Type out all the records word for word. Any pictures are to be left out.

*Materials provided:*
— START —

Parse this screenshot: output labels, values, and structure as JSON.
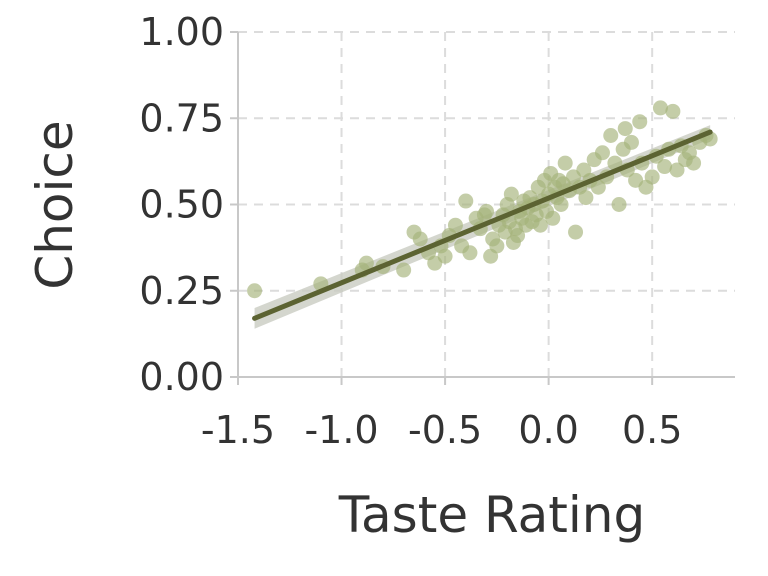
{
  "chart_data": {
    "type": "scatter",
    "title": "",
    "xlabel": "Taste Rating",
    "ylabel": "Choice",
    "xlim": [
      -1.5,
      0.9
    ],
    "ylim": [
      0.0,
      1.0
    ],
    "xticks": [
      -1.5,
      -1.0,
      -0.5,
      0.0,
      0.5
    ],
    "xtick_labels": [
      "-1.5",
      "-1.0",
      "-0.5",
      "0.0",
      "0.5"
    ],
    "yticks": [
      0.0,
      0.25,
      0.5,
      0.75,
      1.0
    ],
    "ytick_labels": [
      "0.00",
      "0.25",
      "0.50",
      "0.75",
      "1.00"
    ],
    "grid": true,
    "legend": "none",
    "colors": {
      "points": "#a5b27a",
      "fit_line": "#5c6332",
      "ci_band": "#c9ccc2",
      "grid": "#dcdcdc",
      "axis": "#c8c8c8",
      "text": "#333333"
    },
    "points": [
      {
        "x": -1.42,
        "y": 0.25
      },
      {
        "x": -1.1,
        "y": 0.27
      },
      {
        "x": -0.9,
        "y": 0.31
      },
      {
        "x": -0.88,
        "y": 0.33
      },
      {
        "x": -0.8,
        "y": 0.32
      },
      {
        "x": -0.7,
        "y": 0.31
      },
      {
        "x": -0.65,
        "y": 0.42
      },
      {
        "x": -0.62,
        "y": 0.4
      },
      {
        "x": -0.58,
        "y": 0.36
      },
      {
        "x": -0.55,
        "y": 0.33
      },
      {
        "x": -0.52,
        "y": 0.38
      },
      {
        "x": -0.5,
        "y": 0.35
      },
      {
        "x": -0.48,
        "y": 0.41
      },
      {
        "x": -0.45,
        "y": 0.44
      },
      {
        "x": -0.42,
        "y": 0.38
      },
      {
        "x": -0.4,
        "y": 0.51
      },
      {
        "x": -0.38,
        "y": 0.36
      },
      {
        "x": -0.35,
        "y": 0.46
      },
      {
        "x": -0.33,
        "y": 0.43
      },
      {
        "x": -0.31,
        "y": 0.47
      },
      {
        "x": -0.3,
        "y": 0.48
      },
      {
        "x": -0.28,
        "y": 0.35
      },
      {
        "x": -0.27,
        "y": 0.4
      },
      {
        "x": -0.25,
        "y": 0.38
      },
      {
        "x": -0.24,
        "y": 0.44
      },
      {
        "x": -0.22,
        "y": 0.47
      },
      {
        "x": -0.21,
        "y": 0.42
      },
      {
        "x": -0.2,
        "y": 0.5
      },
      {
        "x": -0.19,
        "y": 0.45
      },
      {
        "x": -0.18,
        "y": 0.53
      },
      {
        "x": -0.17,
        "y": 0.39
      },
      {
        "x": -0.16,
        "y": 0.43
      },
      {
        "x": -0.15,
        "y": 0.41
      },
      {
        "x": -0.14,
        "y": 0.48
      },
      {
        "x": -0.13,
        "y": 0.46
      },
      {
        "x": -0.12,
        "y": 0.51
      },
      {
        "x": -0.11,
        "y": 0.44
      },
      {
        "x": -0.1,
        "y": 0.49
      },
      {
        "x": -0.09,
        "y": 0.52
      },
      {
        "x": -0.08,
        "y": 0.45
      },
      {
        "x": -0.07,
        "y": 0.5
      },
      {
        "x": -0.06,
        "y": 0.47
      },
      {
        "x": -0.05,
        "y": 0.55
      },
      {
        "x": -0.04,
        "y": 0.44
      },
      {
        "x": -0.03,
        "y": 0.51
      },
      {
        "x": -0.02,
        "y": 0.57
      },
      {
        "x": -0.01,
        "y": 0.48
      },
      {
        "x": 0.0,
        "y": 0.53
      },
      {
        "x": 0.01,
        "y": 0.59
      },
      {
        "x": 0.02,
        "y": 0.46
      },
      {
        "x": 0.03,
        "y": 0.55
      },
      {
        "x": 0.04,
        "y": 0.52
      },
      {
        "x": 0.05,
        "y": 0.57
      },
      {
        "x": 0.06,
        "y": 0.5
      },
      {
        "x": 0.07,
        "y": 0.56
      },
      {
        "x": 0.08,
        "y": 0.62
      },
      {
        "x": 0.1,
        "y": 0.54
      },
      {
        "x": 0.12,
        "y": 0.58
      },
      {
        "x": 0.13,
        "y": 0.42
      },
      {
        "x": 0.15,
        "y": 0.55
      },
      {
        "x": 0.17,
        "y": 0.6
      },
      {
        "x": 0.18,
        "y": 0.52
      },
      {
        "x": 0.2,
        "y": 0.57
      },
      {
        "x": 0.22,
        "y": 0.63
      },
      {
        "x": 0.24,
        "y": 0.55
      },
      {
        "x": 0.26,
        "y": 0.65
      },
      {
        "x": 0.28,
        "y": 0.58
      },
      {
        "x": 0.3,
        "y": 0.7
      },
      {
        "x": 0.32,
        "y": 0.62
      },
      {
        "x": 0.34,
        "y": 0.5
      },
      {
        "x": 0.36,
        "y": 0.66
      },
      {
        "x": 0.37,
        "y": 0.72
      },
      {
        "x": 0.38,
        "y": 0.6
      },
      {
        "x": 0.4,
        "y": 0.68
      },
      {
        "x": 0.42,
        "y": 0.57
      },
      {
        "x": 0.44,
        "y": 0.74
      },
      {
        "x": 0.45,
        "y": 0.62
      },
      {
        "x": 0.47,
        "y": 0.55
      },
      {
        "x": 0.5,
        "y": 0.58
      },
      {
        "x": 0.52,
        "y": 0.64
      },
      {
        "x": 0.54,
        "y": 0.78
      },
      {
        "x": 0.56,
        "y": 0.61
      },
      {
        "x": 0.58,
        "y": 0.66
      },
      {
        "x": 0.6,
        "y": 0.77
      },
      {
        "x": 0.62,
        "y": 0.6
      },
      {
        "x": 0.64,
        "y": 0.67
      },
      {
        "x": 0.66,
        "y": 0.63
      },
      {
        "x": 0.68,
        "y": 0.65
      },
      {
        "x": 0.7,
        "y": 0.62
      },
      {
        "x": 0.73,
        "y": 0.68
      },
      {
        "x": 0.76,
        "y": 0.7
      },
      {
        "x": 0.78,
        "y": 0.69
      }
    ],
    "fit": {
      "x": [
        -1.42,
        0.78
      ],
      "y": [
        0.17,
        0.71
      ],
      "ci_lower": [
        0.14,
        0.69
      ],
      "ci_upper": [
        0.2,
        0.73
      ]
    }
  }
}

— END —

*Written response:*
Parse this screenshot: output labels, values, and structure as JSON.
{
  "chart_data": {
    "type": "scatter",
    "title": "",
    "xlabel": "Taste Rating",
    "ylabel": "Choice",
    "xlim": [
      -1.5,
      0.9
    ],
    "ylim": [
      0.0,
      1.0
    ],
    "xticks": [
      -1.5,
      -1.0,
      -0.5,
      0.0,
      0.5
    ],
    "xtick_labels": [
      "-1.5",
      "-1.0",
      "-0.5",
      "0.0",
      "0.5"
    ],
    "yticks": [
      0.0,
      0.25,
      0.5,
      0.75,
      1.0
    ],
    "ytick_labels": [
      "0.00",
      "0.25",
      "0.50",
      "0.75",
      "1.00"
    ],
    "grid": true,
    "legend": "none",
    "colors": {
      "points": "#a5b27a",
      "fit_line": "#5c6332",
      "ci_band": "#c9ccc2",
      "grid": "#dcdcdc",
      "axis": "#c8c8c8",
      "text": "#333333"
    },
    "points": [
      {
        "x": -1.42,
        "y": 0.25
      },
      {
        "x": -1.1,
        "y": 0.27
      },
      {
        "x": -0.9,
        "y": 0.31
      },
      {
        "x": -0.88,
        "y": 0.33
      },
      {
        "x": -0.8,
        "y": 0.32
      },
      {
        "x": -0.7,
        "y": 0.31
      },
      {
        "x": -0.65,
        "y": 0.42
      },
      {
        "x": -0.62,
        "y": 0.4
      },
      {
        "x": -0.58,
        "y": 0.36
      },
      {
        "x": -0.55,
        "y": 0.33
      },
      {
        "x": -0.52,
        "y": 0.38
      },
      {
        "x": -0.5,
        "y": 0.35
      },
      {
        "x": -0.48,
        "y": 0.41
      },
      {
        "x": -0.45,
        "y": 0.44
      },
      {
        "x": -0.42,
        "y": 0.38
      },
      {
        "x": -0.4,
        "y": 0.51
      },
      {
        "x": -0.38,
        "y": 0.36
      },
      {
        "x": -0.35,
        "y": 0.46
      },
      {
        "x": -0.33,
        "y": 0.43
      },
      {
        "x": -0.31,
        "y": 0.47
      },
      {
        "x": -0.3,
        "y": 0.48
      },
      {
        "x": -0.28,
        "y": 0.35
      },
      {
        "x": -0.27,
        "y": 0.4
      },
      {
        "x": -0.25,
        "y": 0.38
      },
      {
        "x": -0.24,
        "y": 0.44
      },
      {
        "x": -0.22,
        "y": 0.47
      },
      {
        "x": -0.21,
        "y": 0.42
      },
      {
        "x": -0.2,
        "y": 0.5
      },
      {
        "x": -0.19,
        "y": 0.45
      },
      {
        "x": -0.18,
        "y": 0.53
      },
      {
        "x": -0.17,
        "y": 0.39
      },
      {
        "x": -0.16,
        "y": 0.43
      },
      {
        "x": -0.15,
        "y": 0.41
      },
      {
        "x": -0.14,
        "y": 0.48
      },
      {
        "x": -0.13,
        "y": 0.46
      },
      {
        "x": -0.12,
        "y": 0.51
      },
      {
        "x": -0.11,
        "y": 0.44
      },
      {
        "x": -0.1,
        "y": 0.49
      },
      {
        "x": -0.09,
        "y": 0.52
      },
      {
        "x": -0.08,
        "y": 0.45
      },
      {
        "x": -0.07,
        "y": 0.5
      },
      {
        "x": -0.06,
        "y": 0.47
      },
      {
        "x": -0.05,
        "y": 0.55
      },
      {
        "x": -0.04,
        "y": 0.44
      },
      {
        "x": -0.03,
        "y": 0.51
      },
      {
        "x": -0.02,
        "y": 0.57
      },
      {
        "x": -0.01,
        "y": 0.48
      },
      {
        "x": 0.0,
        "y": 0.53
      },
      {
        "x": 0.01,
        "y": 0.59
      },
      {
        "x": 0.02,
        "y": 0.46
      },
      {
        "x": 0.03,
        "y": 0.55
      },
      {
        "x": 0.04,
        "y": 0.52
      },
      {
        "x": 0.05,
        "y": 0.57
      },
      {
        "x": 0.06,
        "y": 0.5
      },
      {
        "x": 0.07,
        "y": 0.56
      },
      {
        "x": 0.08,
        "y": 0.62
      },
      {
        "x": 0.1,
        "y": 0.54
      },
      {
        "x": 0.12,
        "y": 0.58
      },
      {
        "x": 0.13,
        "y": 0.42
      },
      {
        "x": 0.15,
        "y": 0.55
      },
      {
        "x": 0.17,
        "y": 0.6
      },
      {
        "x": 0.18,
        "y": 0.52
      },
      {
        "x": 0.2,
        "y": 0.57
      },
      {
        "x": 0.22,
        "y": 0.63
      },
      {
        "x": 0.24,
        "y": 0.55
      },
      {
        "x": 0.26,
        "y": 0.65
      },
      {
        "x": 0.28,
        "y": 0.58
      },
      {
        "x": 0.3,
        "y": 0.7
      },
      {
        "x": 0.32,
        "y": 0.62
      },
      {
        "x": 0.34,
        "y": 0.5
      },
      {
        "x": 0.36,
        "y": 0.66
      },
      {
        "x": 0.37,
        "y": 0.72
      },
      {
        "x": 0.38,
        "y": 0.6
      },
      {
        "x": 0.4,
        "y": 0.68
      },
      {
        "x": 0.42,
        "y": 0.57
      },
      {
        "x": 0.44,
        "y": 0.74
      },
      {
        "x": 0.45,
        "y": 0.62
      },
      {
        "x": 0.47,
        "y": 0.55
      },
      {
        "x": 0.5,
        "y": 0.58
      },
      {
        "x": 0.52,
        "y": 0.64
      },
      {
        "x": 0.54,
        "y": 0.78
      },
      {
        "x": 0.56,
        "y": 0.61
      },
      {
        "x": 0.58,
        "y": 0.66
      },
      {
        "x": 0.6,
        "y": 0.77
      },
      {
        "x": 0.62,
        "y": 0.6
      },
      {
        "x": 0.64,
        "y": 0.67
      },
      {
        "x": 0.66,
        "y": 0.63
      },
      {
        "x": 0.68,
        "y": 0.65
      },
      {
        "x": 0.7,
        "y": 0.62
      },
      {
        "x": 0.73,
        "y": 0.68
      },
      {
        "x": 0.76,
        "y": 0.7
      },
      {
        "x": 0.78,
        "y": 0.69
      }
    ],
    "fit": {
      "x": [
        -1.42,
        0.78
      ],
      "y": [
        0.17,
        0.71
      ],
      "ci_lower": [
        0.14,
        0.69
      ],
      "ci_upper": [
        0.2,
        0.73
      ]
    }
  }
}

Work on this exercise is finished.